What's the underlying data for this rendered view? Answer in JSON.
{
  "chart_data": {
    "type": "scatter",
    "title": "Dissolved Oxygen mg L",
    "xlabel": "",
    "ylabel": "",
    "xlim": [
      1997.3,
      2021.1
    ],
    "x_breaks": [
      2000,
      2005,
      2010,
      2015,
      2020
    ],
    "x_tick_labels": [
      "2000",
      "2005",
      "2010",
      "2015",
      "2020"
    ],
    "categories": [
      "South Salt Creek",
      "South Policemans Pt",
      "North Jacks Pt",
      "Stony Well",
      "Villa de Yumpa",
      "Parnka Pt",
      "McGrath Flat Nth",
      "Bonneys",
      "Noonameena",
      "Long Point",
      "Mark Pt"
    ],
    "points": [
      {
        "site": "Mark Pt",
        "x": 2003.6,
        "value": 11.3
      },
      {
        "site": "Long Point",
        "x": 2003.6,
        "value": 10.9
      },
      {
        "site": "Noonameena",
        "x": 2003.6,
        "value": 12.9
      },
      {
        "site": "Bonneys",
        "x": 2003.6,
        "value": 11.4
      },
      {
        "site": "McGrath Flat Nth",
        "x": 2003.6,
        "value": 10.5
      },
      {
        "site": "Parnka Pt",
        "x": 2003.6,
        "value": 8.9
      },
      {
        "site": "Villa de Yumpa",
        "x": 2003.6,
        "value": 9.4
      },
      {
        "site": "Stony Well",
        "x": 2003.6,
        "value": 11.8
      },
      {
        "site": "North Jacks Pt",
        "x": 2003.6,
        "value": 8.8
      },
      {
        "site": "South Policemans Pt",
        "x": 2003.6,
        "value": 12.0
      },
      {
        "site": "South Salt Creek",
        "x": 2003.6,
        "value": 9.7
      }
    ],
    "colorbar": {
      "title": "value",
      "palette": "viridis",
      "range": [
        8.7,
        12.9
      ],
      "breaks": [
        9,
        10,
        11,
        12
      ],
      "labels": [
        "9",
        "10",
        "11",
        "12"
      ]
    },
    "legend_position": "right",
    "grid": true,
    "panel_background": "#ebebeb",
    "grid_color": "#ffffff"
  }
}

+---+

EXERCISE DESCRIPTION:
Copy all data exactly, start to finish.

OUTPUT OF THE EXERCISE:
What's the underlying data for this rendered view? Answer in JSON.
{
  "chart_data": {
    "type": "scatter",
    "title": "Dissolved Oxygen mg L",
    "xlabel": "",
    "ylabel": "",
    "xlim": [
      1997.3,
      2021.1
    ],
    "x_breaks": [
      2000,
      2005,
      2010,
      2015,
      2020
    ],
    "x_tick_labels": [
      "2000",
      "2005",
      "2010",
      "2015",
      "2020"
    ],
    "categories": [
      "South Salt Creek",
      "South Policemans Pt",
      "North Jacks Pt",
      "Stony Well",
      "Villa de Yumpa",
      "Parnka Pt",
      "McGrath Flat Nth",
      "Bonneys",
      "Noonameena",
      "Long Point",
      "Mark Pt"
    ],
    "points": [
      {
        "site": "Mark Pt",
        "x": 2003.6,
        "value": 11.3
      },
      {
        "site": "Long Point",
        "x": 2003.6,
        "value": 10.9
      },
      {
        "site": "Noonameena",
        "x": 2003.6,
        "value": 12.9
      },
      {
        "site": "Bonneys",
        "x": 2003.6,
        "value": 11.4
      },
      {
        "site": "McGrath Flat Nth",
        "x": 2003.6,
        "value": 10.5
      },
      {
        "site": "Parnka Pt",
        "x": 2003.6,
        "value": 8.9
      },
      {
        "site": "Villa de Yumpa",
        "x": 2003.6,
        "value": 9.4
      },
      {
        "site": "Stony Well",
        "x": 2003.6,
        "value": 11.8
      },
      {
        "site": "North Jacks Pt",
        "x": 2003.6,
        "value": 8.8
      },
      {
        "site": "South Policemans Pt",
        "x": 2003.6,
        "value": 12.0
      },
      {
        "site": "South Salt Creek",
        "x": 2003.6,
        "value": 9.7
      }
    ],
    "colorbar": {
      "title": "value",
      "palette": "viridis",
      "range": [
        8.7,
        12.9
      ],
      "breaks": [
        9,
        10,
        11,
        12
      ],
      "labels": [
        "9",
        "10",
        "11",
        "12"
      ]
    },
    "legend_position": "right",
    "grid": true,
    "panel_background": "#ebebeb",
    "grid_color": "#ffffff"
  }
}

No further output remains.